*Consignes de l'exercice*:
1. Relevez toutes les phrases de l'entretien sur l'hôpital psychiatrique qui se terminent par un point d'interrogation.
2. Poursuivez l'entretien sur l'hôpital psychiatrique à partir de sa dernière phrase.

*Extrait du texte*:
_____

Est-ce que vous aviez la volonté, sans forcément parler de dénonciation, de souligner éventuellement les problèmes dans le fonctionnement d’un hôpital psychiatrique ?
En fait, j’ai essayé de garder l’état d’esprit que j’avais à l’époque. Dans le livre, je ne suis pas fan de mon médecin, de sa façon de me traiter, aujourd’hui je sais mieux comment ça marche, à quoi ça sert. Mais je n’avais pas envie d’injecter mon jugement de valeur d’aujourd’hui. Je voulais montrer comment ça avait été vécu sur le coup, cette grosse sensation d’abandon. Et quand j’ai récupéré mon dossier à Saint Anne, comme j’explique à la fin du livre, j’ai été très étonné par ces gens qui ont passé tellement peu de temps avec moi et qui ont si bien saisi ce mal-être.
Il y a un très long compte-rendu de plusieurs pages qui parlent des dysfonctionnements familiaux, d’une vraie détresse, alors que moi, quand j’ai commencé à l’écrire, je me disais que c’était juste une crise d’adolescence un peu plus difficile. Et cette découverte de mon dossier a rendu toute l’histoire légitime, parce que le personnel soignant pensait qu’il y avait une réelle maladie à soigner. C’était important ce qui se passait et surtout c’était important de le prendre en charge.
Ce qui est un peu inquiétant dans l’album, c’est que tout est abordé de manière très naturelle, même les choses très bizarres.
Oui, mais je crois qu’à l’intérieur, on est tellement focalisé sur soi, sur son envie de sortir, sur cet ennui tellement considérable. Et puis on ne peut pas paniquer toute la journée. Et puis il y a les médicaments qui éteignent un peu. Et par-dessus tout ça, on fait quand même confiance à la structure pour être en sécurité. Mais c’est vrai qu’il y a des gens imprévisibles.
Finalement, comment avez-vous vécu ce séjour ? Tout de suite, vous demandez à sortir, mais rapidement, il n’y a pas la même rébellion qu’au début. Est-ce que ce sont les médicaments ? L’impression que ça va mieux ?

_____

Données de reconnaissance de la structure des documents
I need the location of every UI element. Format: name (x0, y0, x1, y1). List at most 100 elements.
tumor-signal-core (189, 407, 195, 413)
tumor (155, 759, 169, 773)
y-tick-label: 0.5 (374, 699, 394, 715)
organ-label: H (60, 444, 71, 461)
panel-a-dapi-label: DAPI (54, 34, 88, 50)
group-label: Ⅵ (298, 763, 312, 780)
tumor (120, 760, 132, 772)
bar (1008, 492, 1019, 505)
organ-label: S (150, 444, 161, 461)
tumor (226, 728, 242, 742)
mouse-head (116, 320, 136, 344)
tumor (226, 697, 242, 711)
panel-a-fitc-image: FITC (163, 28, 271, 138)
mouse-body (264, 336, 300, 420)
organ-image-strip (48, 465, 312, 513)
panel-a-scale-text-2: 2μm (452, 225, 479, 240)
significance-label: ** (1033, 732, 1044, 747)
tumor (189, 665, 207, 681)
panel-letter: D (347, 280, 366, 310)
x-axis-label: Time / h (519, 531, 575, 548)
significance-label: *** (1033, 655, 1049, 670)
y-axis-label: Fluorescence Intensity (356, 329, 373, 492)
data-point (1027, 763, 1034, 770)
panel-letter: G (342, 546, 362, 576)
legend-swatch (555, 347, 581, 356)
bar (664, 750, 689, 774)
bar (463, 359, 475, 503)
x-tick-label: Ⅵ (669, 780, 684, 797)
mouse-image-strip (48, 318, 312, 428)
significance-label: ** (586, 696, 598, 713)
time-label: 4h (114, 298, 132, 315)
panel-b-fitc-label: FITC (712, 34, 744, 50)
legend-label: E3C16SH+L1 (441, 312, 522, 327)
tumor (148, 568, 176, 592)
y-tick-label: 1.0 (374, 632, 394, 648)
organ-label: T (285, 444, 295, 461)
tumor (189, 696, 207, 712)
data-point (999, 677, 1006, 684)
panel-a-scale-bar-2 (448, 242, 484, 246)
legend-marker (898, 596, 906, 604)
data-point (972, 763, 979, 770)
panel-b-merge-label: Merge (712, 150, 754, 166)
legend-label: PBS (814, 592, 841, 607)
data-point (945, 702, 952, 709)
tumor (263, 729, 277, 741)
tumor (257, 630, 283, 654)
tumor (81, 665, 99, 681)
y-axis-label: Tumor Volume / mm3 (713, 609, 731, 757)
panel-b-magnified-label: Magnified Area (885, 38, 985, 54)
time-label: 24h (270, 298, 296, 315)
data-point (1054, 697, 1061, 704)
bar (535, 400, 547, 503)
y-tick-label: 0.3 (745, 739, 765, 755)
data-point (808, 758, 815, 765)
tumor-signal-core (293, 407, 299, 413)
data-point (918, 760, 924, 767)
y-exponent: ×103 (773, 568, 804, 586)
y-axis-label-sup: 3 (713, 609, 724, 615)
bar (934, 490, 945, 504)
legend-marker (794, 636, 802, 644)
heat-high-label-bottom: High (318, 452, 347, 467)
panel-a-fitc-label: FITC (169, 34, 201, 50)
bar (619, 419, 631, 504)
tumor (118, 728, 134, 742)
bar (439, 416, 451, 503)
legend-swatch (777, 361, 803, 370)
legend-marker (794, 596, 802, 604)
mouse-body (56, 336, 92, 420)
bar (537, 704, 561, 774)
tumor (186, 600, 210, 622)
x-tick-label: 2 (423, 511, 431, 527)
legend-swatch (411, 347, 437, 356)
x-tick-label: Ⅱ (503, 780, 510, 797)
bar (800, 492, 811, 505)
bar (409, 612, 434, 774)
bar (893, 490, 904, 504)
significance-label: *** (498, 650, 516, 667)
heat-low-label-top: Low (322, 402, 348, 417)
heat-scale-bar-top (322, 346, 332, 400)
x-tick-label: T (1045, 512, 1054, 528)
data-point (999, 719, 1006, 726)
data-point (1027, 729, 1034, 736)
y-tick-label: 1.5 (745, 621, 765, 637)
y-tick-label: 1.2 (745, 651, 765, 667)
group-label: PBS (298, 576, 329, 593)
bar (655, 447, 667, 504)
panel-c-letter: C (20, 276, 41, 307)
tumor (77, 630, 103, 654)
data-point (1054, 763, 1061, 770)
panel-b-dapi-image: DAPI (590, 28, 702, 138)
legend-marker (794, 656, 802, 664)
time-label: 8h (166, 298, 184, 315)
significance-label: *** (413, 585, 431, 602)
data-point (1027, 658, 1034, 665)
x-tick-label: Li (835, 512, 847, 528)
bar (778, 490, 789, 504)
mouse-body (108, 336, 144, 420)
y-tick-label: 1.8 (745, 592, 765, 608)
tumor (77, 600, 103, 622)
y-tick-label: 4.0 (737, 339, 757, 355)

_____

*Réponses dans l'ordre*:
1.
- Est-ce que vous aviez la volonté, sans forcément parler de dénonciation, de souligner éventuellement les problèmes dans le fonctionnement d'un hôpital psychiatrique ?
- Finalement, comment avez-vous vécu ce séjour ?
- Est-ce que ce sont les médicaments ?
- L'impression que ça va mieux ?

2.
C’est surtout la résignation. Au tout début, quand je suis attachée, je me rends compte que j’ai perdu les pleins pouvoirs sur tout, qu’on n’a plus aucune liberté ni physique ni morale. Quoi qu’on puisse dire, ça ne change strictement rien. Ce sont les autorités parentales et médicales qui prendront toutes les décisions. Du coup, il faut jouer le jeu. C’est un peu tricher, mais c’est aussi se forcer à aller mieux. C’est un premier pas.
Parlons maintenant un peu du dessin de Natacha Sicaud. Très réaliste mais en même temps déformé. Ça donne une impression supplémentaire d’étrangeté.
Moi je le trouve magique. J’ai passé des heures et des heures sur son blog à regarder ses portraits, et elle sait raconter les gens en presque rien en leur donnant des attitudes fantastiques.
Les personnages ont l’air de voler, ou de ne pas avoir les pieds sur terre, en quelque sorte. C’est le style de Natacha, mais est-ce que ce n’était pas voulu aussi ?
Oh je pense que c’est vraiment le dessin de Natacha qui donne cette sensation. En tout cas, je n’ai rien exigé.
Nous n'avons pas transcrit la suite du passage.